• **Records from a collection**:
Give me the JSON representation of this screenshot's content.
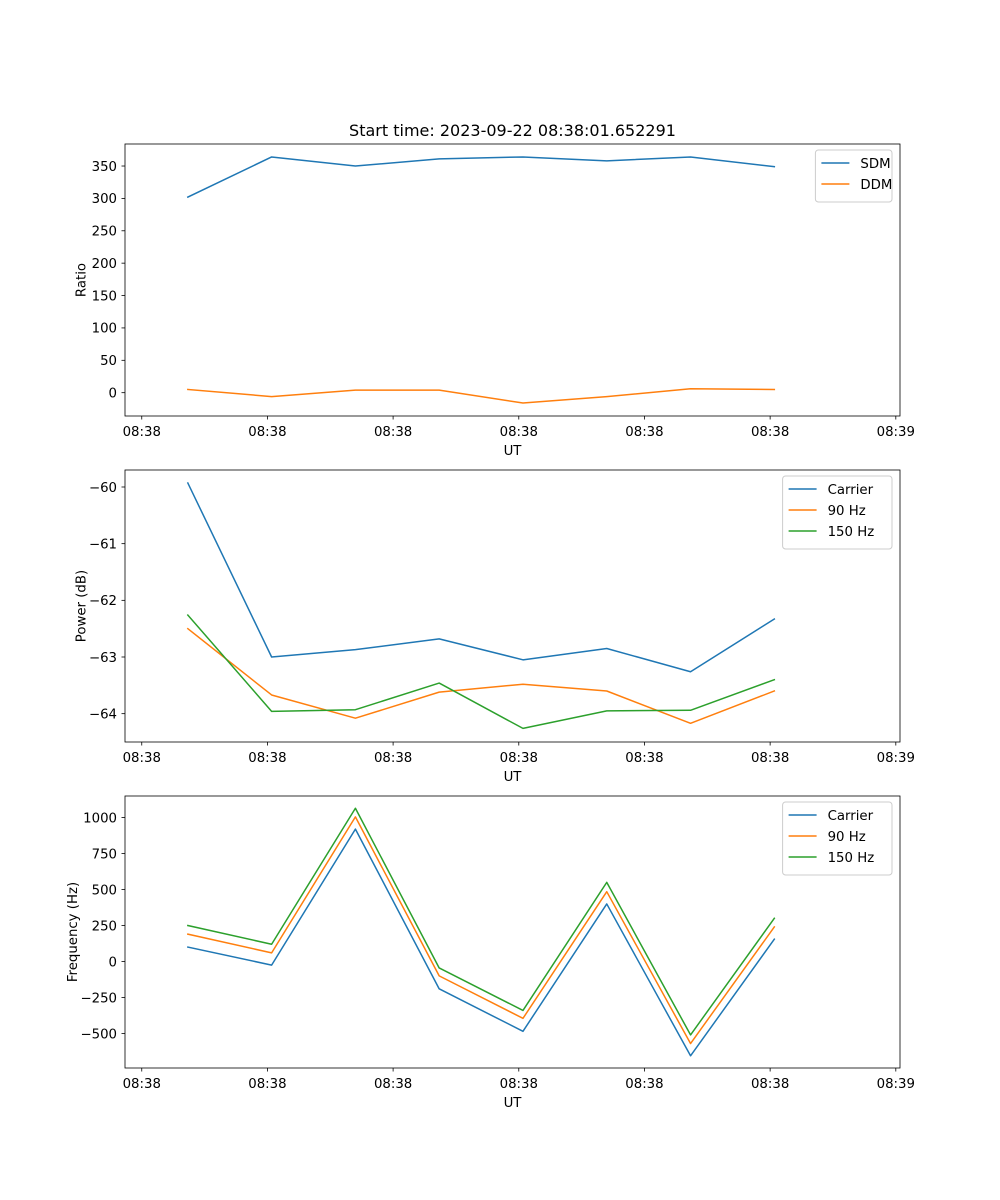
{
  "figure_title": "Start time: 2023-09-22 08:38:01.652291",
  "colors": {
    "blue": "#1f77b4",
    "orange": "#ff7f0e",
    "green": "#2ca02c"
  },
  "chart_data": [
    {
      "type": "line",
      "title": "Start time: 2023-09-22 08:38:01.652291",
      "xlabel": "UT",
      "ylabel": "Ratio",
      "x": [
        1,
        2,
        3,
        4,
        5,
        6,
        7,
        8
      ],
      "xlim": [
        0.25,
        9.5
      ],
      "ylim": [
        -36,
        384
      ],
      "xticks": [
        0.45,
        1.95,
        3.45,
        4.95,
        6.45,
        7.95,
        9.45
      ],
      "xtick_labels": [
        "08:38",
        "08:38",
        "08:38",
        "08:38",
        "08:38",
        "08:38",
        "08:39"
      ],
      "yticks": [
        0,
        50,
        100,
        150,
        200,
        250,
        300,
        350
      ],
      "ytick_labels": [
        "0",
        "50",
        "100",
        "150",
        "200",
        "250",
        "300",
        "350"
      ],
      "legend_loc": "top-right",
      "series": [
        {
          "name": "SDM",
          "color": "#1f77b4",
          "values": [
            302,
            364,
            350,
            361,
            364,
            358,
            364,
            349
          ]
        },
        {
          "name": "DDM",
          "color": "#ff7f0e",
          "values": [
            5,
            -6,
            4,
            4,
            -16,
            -6,
            6,
            5
          ]
        }
      ]
    },
    {
      "type": "line",
      "title": "",
      "xlabel": "UT",
      "ylabel": "Power (dB)",
      "x": [
        1,
        2,
        3,
        4,
        5,
        6,
        7,
        8
      ],
      "xlim": [
        0.25,
        9.5
      ],
      "ylim": [
        -64.5,
        -59.7
      ],
      "xticks": [
        0.45,
        1.95,
        3.45,
        4.95,
        6.45,
        7.95,
        9.45
      ],
      "xtick_labels": [
        "08:38",
        "08:38",
        "08:38",
        "08:38",
        "08:38",
        "08:38",
        "08:39"
      ],
      "yticks": [
        -64,
        -63,
        -62,
        -61,
        -60
      ],
      "ytick_labels": [
        "−64",
        "−63",
        "−62",
        "−61",
        "−60"
      ],
      "legend_loc": "top-right",
      "series": [
        {
          "name": "Carrier",
          "color": "#1f77b4",
          "values": [
            -59.93,
            -63.0,
            -62.87,
            -62.68,
            -63.05,
            -62.85,
            -63.26,
            -62.33
          ]
        },
        {
          "name": "90 Hz",
          "color": "#ff7f0e",
          "values": [
            -62.5,
            -63.67,
            -64.08,
            -63.62,
            -63.48,
            -63.6,
            -64.17,
            -63.6
          ]
        },
        {
          "name": "150 Hz",
          "color": "#2ca02c",
          "values": [
            -62.26,
            -63.96,
            -63.93,
            -63.46,
            -64.26,
            -63.95,
            -63.94,
            -63.4
          ]
        }
      ]
    },
    {
      "type": "line",
      "title": "",
      "xlabel": "UT",
      "ylabel": "Frequency (Hz)",
      "x": [
        1,
        2,
        3,
        4,
        5,
        6,
        7,
        8
      ],
      "xlim": [
        0.25,
        9.5
      ],
      "ylim": [
        -740,
        1150
      ],
      "xticks": [
        0.45,
        1.95,
        3.45,
        4.95,
        6.45,
        7.95,
        9.45
      ],
      "xtick_labels": [
        "08:38",
        "08:38",
        "08:38",
        "08:38",
        "08:38",
        "08:38",
        "08:39"
      ],
      "yticks": [
        -500,
        -250,
        0,
        250,
        500,
        750,
        1000
      ],
      "ytick_labels": [
        "−500",
        "−250",
        "0",
        "250",
        "500",
        "750",
        "1000"
      ],
      "legend_loc": "top-right",
      "series": [
        {
          "name": "Carrier",
          "color": "#1f77b4",
          "values": [
            100,
            -25,
            920,
            -190,
            -485,
            400,
            -655,
            155
          ]
        },
        {
          "name": "90 Hz",
          "color": "#ff7f0e",
          "values": [
            190,
            60,
            1005,
            -100,
            -395,
            485,
            -570,
            240
          ]
        },
        {
          "name": "150 Hz",
          "color": "#2ca02c",
          "values": [
            250,
            120,
            1065,
            -45,
            -340,
            550,
            -510,
            300
          ]
        }
      ]
    }
  ]
}
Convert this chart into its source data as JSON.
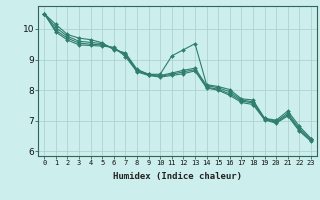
{
  "xlabel": "Humidex (Indice chaleur)",
  "background_color": "#cceeed",
  "grid_color": "#aacccc",
  "line_color": "#2e7d6e",
  "xlim": [
    -0.5,
    23.5
  ],
  "ylim": [
    5.85,
    10.75
  ],
  "xticks": [
    0,
    1,
    2,
    3,
    4,
    5,
    6,
    7,
    8,
    9,
    10,
    11,
    12,
    13,
    14,
    15,
    16,
    17,
    18,
    19,
    20,
    21,
    22,
    23
  ],
  "yticks": [
    6,
    7,
    8,
    9,
    10
  ],
  "series": [
    [
      10.5,
      10.15,
      9.82,
      9.7,
      9.65,
      9.55,
      9.32,
      9.22,
      8.68,
      8.52,
      8.52,
      9.12,
      9.32,
      9.52,
      8.18,
      8.12,
      8.02,
      7.72,
      7.68,
      7.08,
      7.02,
      7.32,
      6.82,
      6.42
    ],
    [
      10.5,
      10.05,
      9.76,
      9.6,
      9.56,
      9.52,
      9.36,
      9.18,
      8.65,
      8.52,
      8.48,
      8.56,
      8.65,
      8.72,
      8.15,
      8.08,
      7.95,
      7.68,
      7.62,
      7.08,
      6.98,
      7.25,
      6.75,
      6.4
    ],
    [
      10.5,
      9.96,
      9.7,
      9.54,
      9.5,
      9.48,
      9.38,
      9.15,
      8.62,
      8.5,
      8.45,
      8.52,
      8.6,
      8.67,
      8.1,
      8.03,
      7.88,
      7.65,
      7.58,
      7.05,
      6.95,
      7.2,
      6.7,
      6.36
    ],
    [
      10.5,
      9.9,
      9.64,
      9.48,
      9.46,
      9.44,
      9.4,
      9.1,
      8.6,
      8.48,
      8.43,
      8.48,
      8.54,
      8.63,
      8.07,
      8.0,
      7.83,
      7.6,
      7.53,
      7.03,
      6.92,
      7.16,
      6.66,
      6.33
    ]
  ]
}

• **Exercise requirements**: Each entry should be repeated exactly as it appears; the pictures stay out.

• **Written solution**:
Give me the JSON representation of this screenshot's content.
{
  "figure_title": "Start time: 2023-09-22 08:38:01.652291",
  "colors": {
    "blue": "#1f77b4",
    "orange": "#ff7f0e",
    "green": "#2ca02c"
  },
  "chart_data": [
    {
      "type": "line",
      "title": "Start time: 2023-09-22 08:38:01.652291",
      "xlabel": "UT",
      "ylabel": "Ratio",
      "x": [
        1,
        2,
        3,
        4,
        5,
        6,
        7,
        8
      ],
      "xlim": [
        0.25,
        9.5
      ],
      "ylim": [
        -36,
        384
      ],
      "xticks": [
        0.45,
        1.95,
        3.45,
        4.95,
        6.45,
        7.95,
        9.45
      ],
      "xtick_labels": [
        "08:38",
        "08:38",
        "08:38",
        "08:38",
        "08:38",
        "08:38",
        "08:39"
      ],
      "yticks": [
        0,
        50,
        100,
        150,
        200,
        250,
        300,
        350
      ],
      "ytick_labels": [
        "0",
        "50",
        "100",
        "150",
        "200",
        "250",
        "300",
        "350"
      ],
      "legend_loc": "top-right",
      "series": [
        {
          "name": "SDM",
          "color": "#1f77b4",
          "values": [
            302,
            364,
            350,
            361,
            364,
            358,
            364,
            349
          ]
        },
        {
          "name": "DDM",
          "color": "#ff7f0e",
          "values": [
            5,
            -6,
            4,
            4,
            -16,
            -6,
            6,
            5
          ]
        }
      ]
    },
    {
      "type": "line",
      "title": "",
      "xlabel": "UT",
      "ylabel": "Power (dB)",
      "x": [
        1,
        2,
        3,
        4,
        5,
        6,
        7,
        8
      ],
      "xlim": [
        0.25,
        9.5
      ],
      "ylim": [
        -64.5,
        -59.7
      ],
      "xticks": [
        0.45,
        1.95,
        3.45,
        4.95,
        6.45,
        7.95,
        9.45
      ],
      "xtick_labels": [
        "08:38",
        "08:38",
        "08:38",
        "08:38",
        "08:38",
        "08:38",
        "08:39"
      ],
      "yticks": [
        -64,
        -63,
        -62,
        -61,
        -60
      ],
      "ytick_labels": [
        "−64",
        "−63",
        "−62",
        "−61",
        "−60"
      ],
      "legend_loc": "top-right",
      "series": [
        {
          "name": "Carrier",
          "color": "#1f77b4",
          "values": [
            -59.93,
            -63.0,
            -62.87,
            -62.68,
            -63.05,
            -62.85,
            -63.26,
            -62.33
          ]
        },
        {
          "name": "90 Hz",
          "color": "#ff7f0e",
          "values": [
            -62.5,
            -63.67,
            -64.08,
            -63.62,
            -63.48,
            -63.6,
            -64.17,
            -63.6
          ]
        },
        {
          "name": "150 Hz",
          "color": "#2ca02c",
          "values": [
            -62.26,
            -63.96,
            -63.93,
            -63.46,
            -64.26,
            -63.95,
            -63.94,
            -63.4
          ]
        }
      ]
    },
    {
      "type": "line",
      "title": "",
      "xlabel": "UT",
      "ylabel": "Frequency (Hz)",
      "x": [
        1,
        2,
        3,
        4,
        5,
        6,
        7,
        8
      ],
      "xlim": [
        0.25,
        9.5
      ],
      "ylim": [
        -740,
        1150
      ],
      "xticks": [
        0.45,
        1.95,
        3.45,
        4.95,
        6.45,
        7.95,
        9.45
      ],
      "xtick_labels": [
        "08:38",
        "08:38",
        "08:38",
        "08:38",
        "08:38",
        "08:38",
        "08:39"
      ],
      "yticks": [
        -500,
        -250,
        0,
        250,
        500,
        750,
        1000
      ],
      "ytick_labels": [
        "−500",
        "−250",
        "0",
        "250",
        "500",
        "750",
        "1000"
      ],
      "legend_loc": "top-right",
      "series": [
        {
          "name": "Carrier",
          "color": "#1f77b4",
          "values": [
            100,
            -25,
            920,
            -190,
            -485,
            400,
            -655,
            155
          ]
        },
        {
          "name": "90 Hz",
          "color": "#ff7f0e",
          "values": [
            190,
            60,
            1005,
            -100,
            -395,
            485,
            -570,
            240
          ]
        },
        {
          "name": "150 Hz",
          "color": "#2ca02c",
          "values": [
            250,
            120,
            1065,
            -45,
            -340,
            550,
            -510,
            300
          ]
        }
      ]
    }
  ]
}
Convert this chart into its source data as JSON.
{
  "xlabel": "Humidex (Indice chaleur)",
  "background_color": "#cceeed",
  "grid_color": "#aacccc",
  "line_color": "#2e7d6e",
  "xlim": [
    -0.5,
    23.5
  ],
  "ylim": [
    5.85,
    10.75
  ],
  "xticks": [
    0,
    1,
    2,
    3,
    4,
    5,
    6,
    7,
    8,
    9,
    10,
    11,
    12,
    13,
    14,
    15,
    16,
    17,
    18,
    19,
    20,
    21,
    22,
    23
  ],
  "yticks": [
    6,
    7,
    8,
    9,
    10
  ],
  "series": [
    [
      10.5,
      10.15,
      9.82,
      9.7,
      9.65,
      9.55,
      9.32,
      9.22,
      8.68,
      8.52,
      8.52,
      9.12,
      9.32,
      9.52,
      8.18,
      8.12,
      8.02,
      7.72,
      7.68,
      7.08,
      7.02,
      7.32,
      6.82,
      6.42
    ],
    [
      10.5,
      10.05,
      9.76,
      9.6,
      9.56,
      9.52,
      9.36,
      9.18,
      8.65,
      8.52,
      8.48,
      8.56,
      8.65,
      8.72,
      8.15,
      8.08,
      7.95,
      7.68,
      7.62,
      7.08,
      6.98,
      7.25,
      6.75,
      6.4
    ],
    [
      10.5,
      9.96,
      9.7,
      9.54,
      9.5,
      9.48,
      9.38,
      9.15,
      8.62,
      8.5,
      8.45,
      8.52,
      8.6,
      8.67,
      8.1,
      8.03,
      7.88,
      7.65,
      7.58,
      7.05,
      6.95,
      7.2,
      6.7,
      6.36
    ],
    [
      10.5,
      9.9,
      9.64,
      9.48,
      9.46,
      9.44,
      9.4,
      9.1,
      8.6,
      8.48,
      8.43,
      8.48,
      8.54,
      8.63,
      8.07,
      8.0,
      7.83,
      7.6,
      7.53,
      7.03,
      6.92,
      7.16,
      6.66,
      6.33
    ]
  ]
}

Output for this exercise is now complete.